SHORT PROBLEM: Locate and copy all lines bearing the word "MAGRET".

Records from a dataset
* * * *

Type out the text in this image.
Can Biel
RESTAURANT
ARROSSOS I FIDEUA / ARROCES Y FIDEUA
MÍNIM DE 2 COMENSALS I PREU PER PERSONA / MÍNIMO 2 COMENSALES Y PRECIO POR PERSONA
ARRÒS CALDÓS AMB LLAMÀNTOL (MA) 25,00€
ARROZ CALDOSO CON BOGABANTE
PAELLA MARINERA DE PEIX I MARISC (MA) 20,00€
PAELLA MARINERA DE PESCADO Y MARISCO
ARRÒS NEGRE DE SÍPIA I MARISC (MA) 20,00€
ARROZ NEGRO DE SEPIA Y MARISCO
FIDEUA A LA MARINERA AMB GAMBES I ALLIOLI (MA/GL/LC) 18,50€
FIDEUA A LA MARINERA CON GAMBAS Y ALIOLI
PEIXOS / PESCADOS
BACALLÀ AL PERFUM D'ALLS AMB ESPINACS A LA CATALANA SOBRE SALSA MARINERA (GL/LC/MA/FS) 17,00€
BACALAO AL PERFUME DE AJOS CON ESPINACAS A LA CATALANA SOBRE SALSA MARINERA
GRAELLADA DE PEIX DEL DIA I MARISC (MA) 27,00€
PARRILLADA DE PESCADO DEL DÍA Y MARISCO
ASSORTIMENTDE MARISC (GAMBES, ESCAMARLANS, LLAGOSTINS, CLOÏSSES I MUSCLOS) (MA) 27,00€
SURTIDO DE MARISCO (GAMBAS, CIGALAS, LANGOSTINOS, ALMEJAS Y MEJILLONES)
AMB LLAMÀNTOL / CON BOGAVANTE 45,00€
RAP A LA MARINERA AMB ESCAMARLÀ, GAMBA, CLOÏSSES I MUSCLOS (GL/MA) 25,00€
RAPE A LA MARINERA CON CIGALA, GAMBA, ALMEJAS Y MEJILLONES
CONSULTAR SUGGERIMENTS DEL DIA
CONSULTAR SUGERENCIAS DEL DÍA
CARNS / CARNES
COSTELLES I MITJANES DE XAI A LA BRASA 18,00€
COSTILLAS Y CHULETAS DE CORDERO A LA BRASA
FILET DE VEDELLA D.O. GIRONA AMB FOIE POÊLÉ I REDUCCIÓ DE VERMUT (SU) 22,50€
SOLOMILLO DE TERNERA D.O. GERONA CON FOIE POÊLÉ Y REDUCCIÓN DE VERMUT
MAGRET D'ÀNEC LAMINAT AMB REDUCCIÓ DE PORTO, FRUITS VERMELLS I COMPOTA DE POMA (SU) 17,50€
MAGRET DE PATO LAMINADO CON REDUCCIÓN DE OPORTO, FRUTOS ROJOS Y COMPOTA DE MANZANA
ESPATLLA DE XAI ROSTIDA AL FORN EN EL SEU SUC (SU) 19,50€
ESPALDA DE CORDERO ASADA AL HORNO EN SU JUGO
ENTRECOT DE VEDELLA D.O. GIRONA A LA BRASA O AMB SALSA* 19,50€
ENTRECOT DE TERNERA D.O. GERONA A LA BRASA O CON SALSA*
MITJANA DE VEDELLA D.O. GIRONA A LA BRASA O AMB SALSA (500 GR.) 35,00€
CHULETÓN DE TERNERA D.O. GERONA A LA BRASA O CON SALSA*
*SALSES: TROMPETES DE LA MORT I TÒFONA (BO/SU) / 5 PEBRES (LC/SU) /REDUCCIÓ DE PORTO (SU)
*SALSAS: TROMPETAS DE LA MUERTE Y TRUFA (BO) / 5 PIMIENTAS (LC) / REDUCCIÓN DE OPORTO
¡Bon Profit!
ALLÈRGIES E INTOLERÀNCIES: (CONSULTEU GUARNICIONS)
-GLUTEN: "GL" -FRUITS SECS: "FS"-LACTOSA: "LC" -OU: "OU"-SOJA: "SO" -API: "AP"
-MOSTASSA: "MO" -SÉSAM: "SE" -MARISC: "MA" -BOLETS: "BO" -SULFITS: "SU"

* * * *

SOLUTION TO THIS PROBLEM:
MAGRET D'ÀNEC LAMINAT AMB REDUCCIÓ DE PORTO, FRUITS VERMELLS I COMPOTA DE POMA (SU) 17,50€
MAGRET DE PATO LAMINADO CON REDUCCIÓN DE OPORTO, FRUTOS ROJOS Y COMPOTA DE MANZANA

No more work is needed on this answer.